▶ _ITEMS_

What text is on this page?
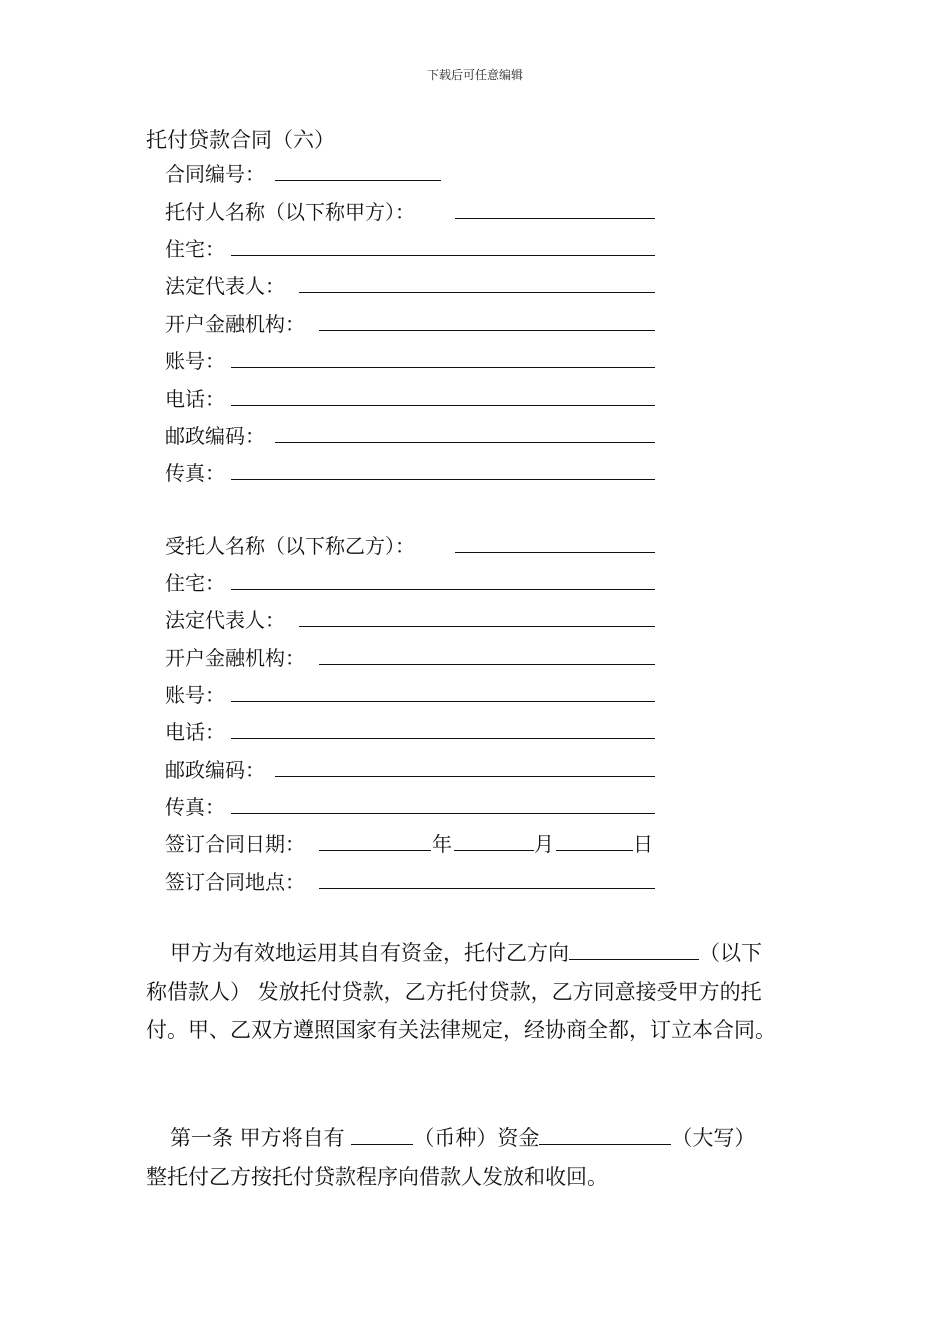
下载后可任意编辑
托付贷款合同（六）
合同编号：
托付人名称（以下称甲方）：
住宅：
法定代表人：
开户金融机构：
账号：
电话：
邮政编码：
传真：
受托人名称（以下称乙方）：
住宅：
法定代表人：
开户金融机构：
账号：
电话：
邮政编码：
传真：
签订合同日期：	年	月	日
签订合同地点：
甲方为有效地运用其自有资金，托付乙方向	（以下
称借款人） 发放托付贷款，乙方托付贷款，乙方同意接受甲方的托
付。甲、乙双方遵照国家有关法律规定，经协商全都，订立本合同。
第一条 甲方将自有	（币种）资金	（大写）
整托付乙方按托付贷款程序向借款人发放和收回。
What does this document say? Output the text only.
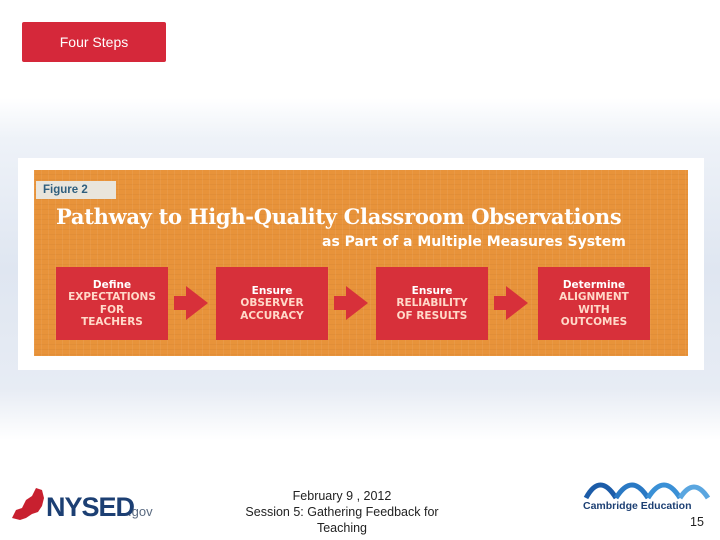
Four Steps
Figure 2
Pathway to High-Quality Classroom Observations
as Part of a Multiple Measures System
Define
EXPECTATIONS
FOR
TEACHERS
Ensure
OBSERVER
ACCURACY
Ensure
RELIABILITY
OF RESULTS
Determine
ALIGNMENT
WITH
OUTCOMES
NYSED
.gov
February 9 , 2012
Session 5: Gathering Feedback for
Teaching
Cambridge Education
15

▶ _SET TASK_
Return each line where "this" shows up.

▶ _THE RESULT_
What text is on this page?
What does this document say? Output the text only.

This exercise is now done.